▶ **DATA FOR PROCESSING**
⟨
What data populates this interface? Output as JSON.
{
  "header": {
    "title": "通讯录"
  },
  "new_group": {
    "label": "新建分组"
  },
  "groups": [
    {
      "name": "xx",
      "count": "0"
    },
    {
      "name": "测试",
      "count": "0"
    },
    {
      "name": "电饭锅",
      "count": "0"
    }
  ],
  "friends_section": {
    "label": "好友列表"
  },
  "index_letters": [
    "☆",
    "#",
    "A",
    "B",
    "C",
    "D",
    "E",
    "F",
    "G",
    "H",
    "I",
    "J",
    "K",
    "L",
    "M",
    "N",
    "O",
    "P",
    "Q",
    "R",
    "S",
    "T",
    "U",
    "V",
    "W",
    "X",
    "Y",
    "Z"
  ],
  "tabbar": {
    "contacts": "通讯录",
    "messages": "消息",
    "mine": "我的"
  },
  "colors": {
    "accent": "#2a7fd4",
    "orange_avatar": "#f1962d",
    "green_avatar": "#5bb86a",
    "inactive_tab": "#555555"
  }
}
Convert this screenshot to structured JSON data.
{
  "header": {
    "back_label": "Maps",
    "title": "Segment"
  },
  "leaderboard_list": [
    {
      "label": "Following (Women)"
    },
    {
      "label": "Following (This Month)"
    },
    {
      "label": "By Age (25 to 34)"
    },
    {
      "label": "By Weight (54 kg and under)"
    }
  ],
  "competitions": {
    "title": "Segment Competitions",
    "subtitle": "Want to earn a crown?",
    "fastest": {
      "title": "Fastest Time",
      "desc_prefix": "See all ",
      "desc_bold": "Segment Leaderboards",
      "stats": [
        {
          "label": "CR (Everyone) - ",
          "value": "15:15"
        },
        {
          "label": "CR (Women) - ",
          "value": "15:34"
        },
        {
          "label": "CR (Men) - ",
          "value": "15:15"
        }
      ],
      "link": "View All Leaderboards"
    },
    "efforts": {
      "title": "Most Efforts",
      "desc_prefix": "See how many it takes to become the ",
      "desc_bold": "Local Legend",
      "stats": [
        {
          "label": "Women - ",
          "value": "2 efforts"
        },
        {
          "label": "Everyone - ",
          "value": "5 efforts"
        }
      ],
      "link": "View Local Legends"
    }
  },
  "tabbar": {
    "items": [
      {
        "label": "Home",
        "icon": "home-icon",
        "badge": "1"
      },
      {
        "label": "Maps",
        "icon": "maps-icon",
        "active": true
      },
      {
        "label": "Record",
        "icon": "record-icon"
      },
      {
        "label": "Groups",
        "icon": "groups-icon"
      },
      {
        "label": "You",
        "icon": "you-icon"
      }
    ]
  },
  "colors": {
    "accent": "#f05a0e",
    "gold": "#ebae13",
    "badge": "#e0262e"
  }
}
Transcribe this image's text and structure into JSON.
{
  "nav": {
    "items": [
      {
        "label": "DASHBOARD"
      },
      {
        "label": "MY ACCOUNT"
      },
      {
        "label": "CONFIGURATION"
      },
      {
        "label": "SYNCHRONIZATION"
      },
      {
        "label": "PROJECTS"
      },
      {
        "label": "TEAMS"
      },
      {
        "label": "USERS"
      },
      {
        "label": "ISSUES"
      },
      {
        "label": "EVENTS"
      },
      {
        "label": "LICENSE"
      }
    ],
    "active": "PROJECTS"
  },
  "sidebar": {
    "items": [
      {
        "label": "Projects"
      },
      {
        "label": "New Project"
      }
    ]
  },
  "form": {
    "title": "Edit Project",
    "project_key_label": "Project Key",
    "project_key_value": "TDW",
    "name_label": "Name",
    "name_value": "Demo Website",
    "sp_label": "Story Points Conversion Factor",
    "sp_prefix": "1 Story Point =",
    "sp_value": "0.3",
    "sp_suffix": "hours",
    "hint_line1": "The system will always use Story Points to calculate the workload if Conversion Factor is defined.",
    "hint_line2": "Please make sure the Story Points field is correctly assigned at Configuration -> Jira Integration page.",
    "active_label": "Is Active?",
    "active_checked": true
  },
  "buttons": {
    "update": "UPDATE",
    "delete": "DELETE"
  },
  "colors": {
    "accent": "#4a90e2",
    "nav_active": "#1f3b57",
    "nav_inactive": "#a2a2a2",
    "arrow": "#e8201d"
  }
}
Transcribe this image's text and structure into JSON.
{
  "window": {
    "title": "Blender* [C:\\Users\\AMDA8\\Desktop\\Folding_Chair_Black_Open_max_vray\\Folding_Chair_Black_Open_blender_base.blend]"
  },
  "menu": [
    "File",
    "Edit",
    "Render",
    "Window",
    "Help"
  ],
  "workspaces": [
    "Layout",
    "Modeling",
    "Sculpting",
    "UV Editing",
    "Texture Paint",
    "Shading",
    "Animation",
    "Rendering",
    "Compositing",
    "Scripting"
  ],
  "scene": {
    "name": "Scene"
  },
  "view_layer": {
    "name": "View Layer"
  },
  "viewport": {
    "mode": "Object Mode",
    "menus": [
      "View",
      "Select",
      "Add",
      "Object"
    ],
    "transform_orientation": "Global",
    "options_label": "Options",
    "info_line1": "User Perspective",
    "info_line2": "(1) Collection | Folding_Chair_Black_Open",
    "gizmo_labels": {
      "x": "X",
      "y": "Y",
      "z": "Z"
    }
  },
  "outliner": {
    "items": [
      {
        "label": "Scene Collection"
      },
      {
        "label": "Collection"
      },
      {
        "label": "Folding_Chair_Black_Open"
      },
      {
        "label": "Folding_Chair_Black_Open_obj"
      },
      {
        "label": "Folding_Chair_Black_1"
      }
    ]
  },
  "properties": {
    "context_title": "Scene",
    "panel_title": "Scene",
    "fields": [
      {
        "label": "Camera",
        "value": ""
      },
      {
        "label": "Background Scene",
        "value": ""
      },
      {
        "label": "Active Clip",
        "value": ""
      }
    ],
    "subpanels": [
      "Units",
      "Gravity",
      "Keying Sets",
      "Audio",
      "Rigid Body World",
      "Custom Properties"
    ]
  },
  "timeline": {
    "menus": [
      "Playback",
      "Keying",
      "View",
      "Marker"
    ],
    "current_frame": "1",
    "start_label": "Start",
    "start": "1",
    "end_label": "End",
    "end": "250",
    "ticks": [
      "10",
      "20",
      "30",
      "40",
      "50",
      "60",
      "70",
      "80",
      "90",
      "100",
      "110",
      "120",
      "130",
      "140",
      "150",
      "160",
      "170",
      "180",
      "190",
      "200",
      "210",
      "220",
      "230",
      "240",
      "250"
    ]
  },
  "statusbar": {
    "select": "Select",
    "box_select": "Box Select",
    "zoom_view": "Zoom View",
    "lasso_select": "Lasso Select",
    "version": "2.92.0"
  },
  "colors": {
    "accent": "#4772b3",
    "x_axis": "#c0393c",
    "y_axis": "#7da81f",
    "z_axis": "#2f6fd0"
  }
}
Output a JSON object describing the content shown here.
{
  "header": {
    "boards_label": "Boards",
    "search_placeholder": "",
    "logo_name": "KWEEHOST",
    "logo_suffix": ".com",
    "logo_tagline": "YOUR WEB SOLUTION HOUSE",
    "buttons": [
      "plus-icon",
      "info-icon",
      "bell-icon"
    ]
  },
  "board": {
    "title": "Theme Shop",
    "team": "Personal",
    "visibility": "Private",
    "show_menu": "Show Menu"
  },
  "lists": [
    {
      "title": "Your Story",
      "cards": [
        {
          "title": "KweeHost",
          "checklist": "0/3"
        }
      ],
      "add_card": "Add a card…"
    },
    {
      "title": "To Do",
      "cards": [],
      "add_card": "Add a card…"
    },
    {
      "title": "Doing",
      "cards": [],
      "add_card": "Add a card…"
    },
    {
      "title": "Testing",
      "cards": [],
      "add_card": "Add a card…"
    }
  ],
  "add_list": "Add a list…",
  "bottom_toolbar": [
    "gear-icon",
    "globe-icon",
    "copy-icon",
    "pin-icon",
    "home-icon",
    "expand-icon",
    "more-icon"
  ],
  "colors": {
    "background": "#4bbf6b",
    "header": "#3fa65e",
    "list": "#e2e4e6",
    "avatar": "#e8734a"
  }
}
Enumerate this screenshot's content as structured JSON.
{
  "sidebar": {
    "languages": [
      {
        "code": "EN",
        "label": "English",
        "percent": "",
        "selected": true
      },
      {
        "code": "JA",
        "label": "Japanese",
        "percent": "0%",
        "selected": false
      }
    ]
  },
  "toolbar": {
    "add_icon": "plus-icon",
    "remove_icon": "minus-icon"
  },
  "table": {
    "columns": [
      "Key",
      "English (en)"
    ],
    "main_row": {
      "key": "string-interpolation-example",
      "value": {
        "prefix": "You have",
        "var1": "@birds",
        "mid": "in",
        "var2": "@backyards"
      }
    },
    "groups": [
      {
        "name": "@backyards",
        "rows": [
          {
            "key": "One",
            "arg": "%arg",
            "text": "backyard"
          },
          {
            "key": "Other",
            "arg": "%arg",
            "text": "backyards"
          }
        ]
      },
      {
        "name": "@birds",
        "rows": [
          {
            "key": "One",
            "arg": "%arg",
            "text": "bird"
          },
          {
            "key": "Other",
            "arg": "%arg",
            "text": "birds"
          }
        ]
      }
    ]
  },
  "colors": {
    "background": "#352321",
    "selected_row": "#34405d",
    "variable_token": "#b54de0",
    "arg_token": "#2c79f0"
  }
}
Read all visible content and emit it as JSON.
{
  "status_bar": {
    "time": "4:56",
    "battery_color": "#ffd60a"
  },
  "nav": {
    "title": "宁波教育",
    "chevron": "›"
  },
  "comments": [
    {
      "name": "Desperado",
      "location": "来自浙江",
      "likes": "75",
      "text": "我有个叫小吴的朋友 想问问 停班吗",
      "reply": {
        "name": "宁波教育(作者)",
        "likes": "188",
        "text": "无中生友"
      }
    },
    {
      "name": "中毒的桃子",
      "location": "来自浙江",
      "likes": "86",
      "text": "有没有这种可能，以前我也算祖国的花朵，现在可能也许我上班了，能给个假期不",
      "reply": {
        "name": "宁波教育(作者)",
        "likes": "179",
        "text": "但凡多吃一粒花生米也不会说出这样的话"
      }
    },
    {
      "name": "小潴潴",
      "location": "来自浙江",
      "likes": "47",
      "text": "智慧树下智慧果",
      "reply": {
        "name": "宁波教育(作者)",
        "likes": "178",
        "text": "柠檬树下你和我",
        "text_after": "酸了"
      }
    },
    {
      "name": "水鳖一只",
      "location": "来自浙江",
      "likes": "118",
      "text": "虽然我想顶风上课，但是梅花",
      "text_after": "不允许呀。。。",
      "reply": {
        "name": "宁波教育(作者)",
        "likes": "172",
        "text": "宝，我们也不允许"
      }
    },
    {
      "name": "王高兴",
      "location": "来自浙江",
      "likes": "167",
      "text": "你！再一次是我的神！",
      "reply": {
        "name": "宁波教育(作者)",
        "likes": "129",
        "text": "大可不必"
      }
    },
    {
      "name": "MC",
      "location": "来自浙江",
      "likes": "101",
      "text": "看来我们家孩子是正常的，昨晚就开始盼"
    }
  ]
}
⟩
Every line holding "Collection" should be copied out.

▶ **SOLUTION TO THIS TASK**
    "info_line2": "(1) Collection | Folding_Chair_Black_Open",
        "label": "Scene Collection"
        "label": "Collection"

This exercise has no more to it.